:: Source material ::

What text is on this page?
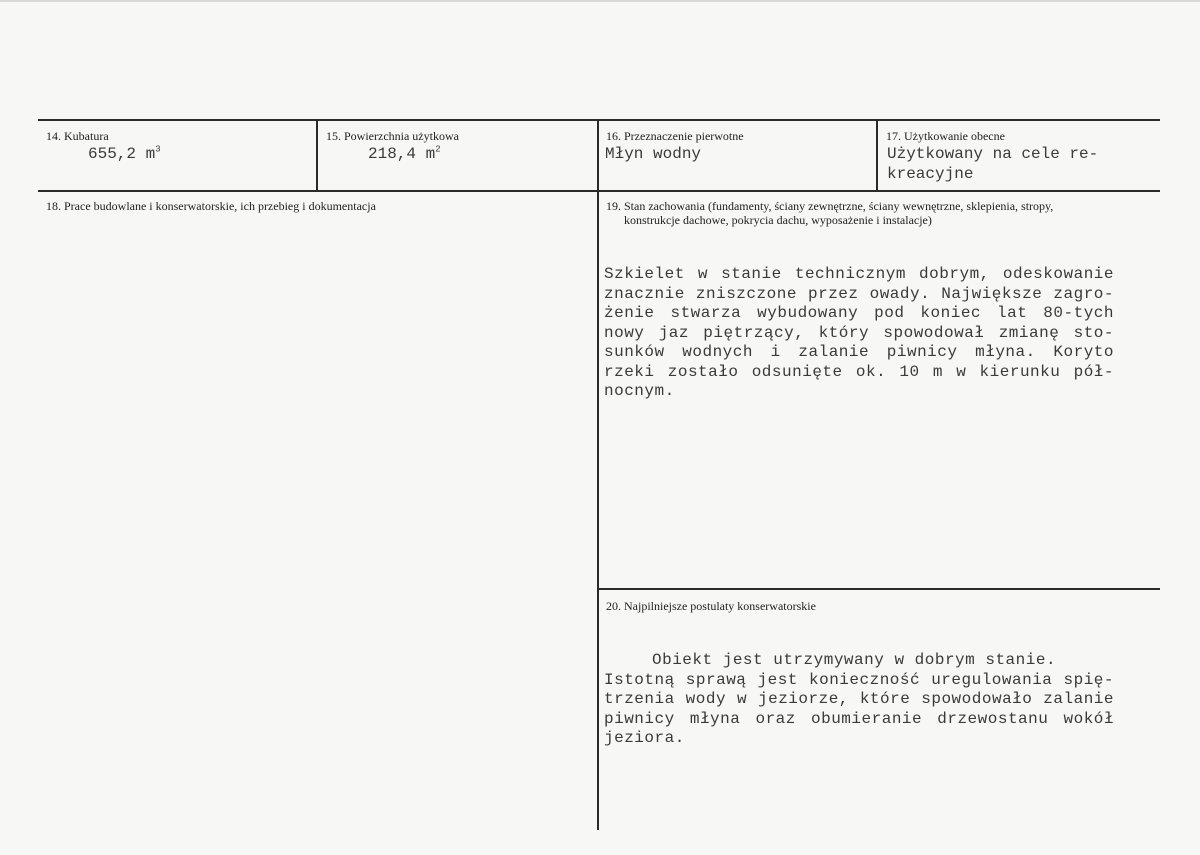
14. Kubatura
655,2 $m^3$
15. Powierzchnia użytkowa
218,4 $m^2$
16. Przeznaczenie pierwotne
Młyn wodny
17. Użytkowanie obecne
Użytkowany na cele re-
kreacyjne
18. Prace budowlane i konserwatorskie, ich przebieg i dokumentacja	19. Stan zachowania (fundamenty, ściany zewnętrzne, ściany wewnętrzne, sklepienia, stropy,
konstrukcje dachowe, pokrycia dachu, wyposażenie i instalacje)
Szkielet w stanie technicznym dobrym, odeskowanie
znacznie zniszczone przez owady. Największe zagro-
żenie stwarza wybudowany pod koniec lat 80-tych
nowy jaz piętrzący, który spowodował zmianę sto-
sunków wodnych i zalanie piwnicy młyna. Koryto
rzeki zostało odsunięte ok. 10 m w kierunku pół-
nocnym.
20. Najpilniejsze postulaty konserwatorskie
Obiekt jest utrzymywany w dobrym stanie.
Istotną sprawą jest konieczność uregulowania spię-
trzenia wody w jeziorze, które spowodowało zalanie
piwnicy młyna oraz obumieranie drzewostanu wokół
jeziora.
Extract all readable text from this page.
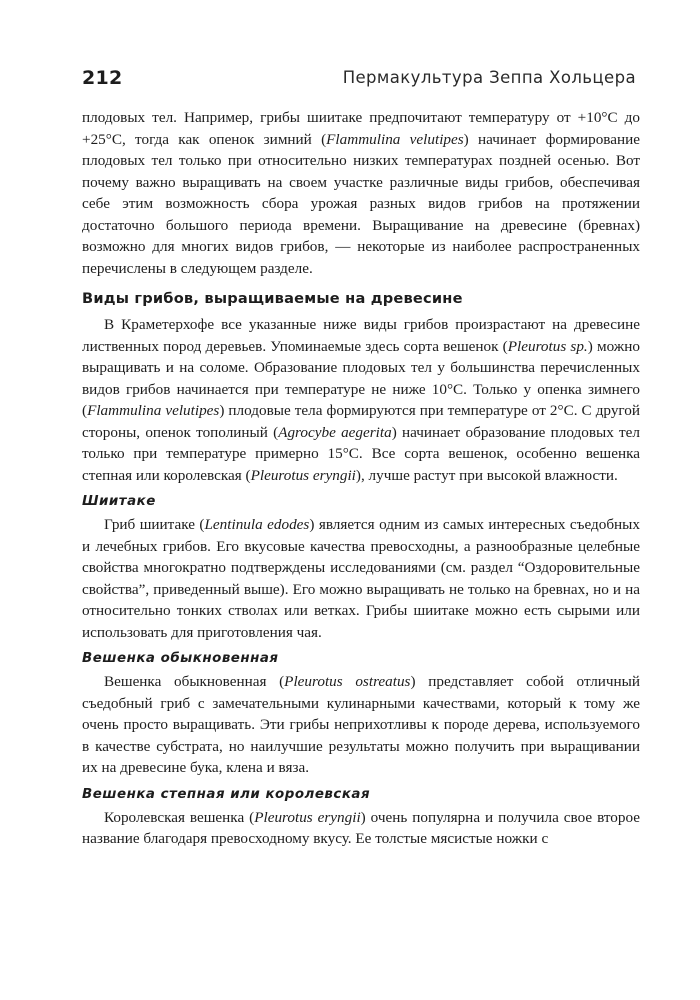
212	Пермакультура Зеппа Хольцера

плодовых тел. Например, грибы шиитаке предпочитают температуру от +10°C до +25°C, тогда как опенок зимний (Flammulina velutipes) начинает формирование плодовых тел только при относительно низких температурах поздней осенью. Вот почему важно выращивать на своем участке различные виды грибов, обеспечивая себе этим возможность сбора урожая разных видов грибов на протяжении достаточно большого периода времени. Выращивание на древесине (бревнах) возможно для многих видов грибов, — некоторые из наиболее распространенных перечислены в следующем разделе.

Виды грибов, выращиваемые на древесине

В Краметерхофе все указанные ниже виды грибов произрастают на древесине лиственных пород деревьев. Упоминаемые здесь сорта вешенок (Pleurotus sp.) можно выращивать и на соломе. Образование плодовых тел у большинства перечисленных видов грибов начинается при температуре не ниже 10°C. Только у опенка зимнего (Flammulina velutipes) плодовые тела формируются при температуре от 2°C. С другой стороны, опенок тополиный (Agrocybe aegerita) начинает образование плодовых тел только при температуре примерно 15°C. Все сорта вешенок, особенно вешенка степная или королевская (Pleurotus eryngii), лучше растут при высокой влажности.

Шиитаке

Гриб шиитаке (Lentinula edodes) является одним из самых интересных съедобных и лечебных грибов. Его вкусовые качества превосходны, а разнообразные целебные свойства многократно подтверждены исследованиями (см. раздел “Оздоровительные свойства”, приведенный выше). Его можно выращивать не только на бревнах, но и на относительно тонких стволах или ветках. Грибы шиитаке можно есть сырыми или использовать для приготовления чая.

Вешенка обыкновенная

Вешенка обыкновенная (Pleurotus ostreatus) представляет собой отличный съедобный гриб с замечательными кулинарными качествами, который к тому же очень просто выращивать. Эти грибы неприхотливы к породе дерева, используемого в качестве субстрата, но наилучшие результаты можно получить при выращивании их на древесине бука, клена и вяза.

Вешенка степная или королевская

Королевская вешенка (Pleurotus eryngii) очень популярна и получила свое второе название благодаря превосходному вкусу. Ее толстые мясистые ножки с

:::

* [Short exercise] Only the number is wanted: how many lines of the material above include the word "this"?

* [Output below] 2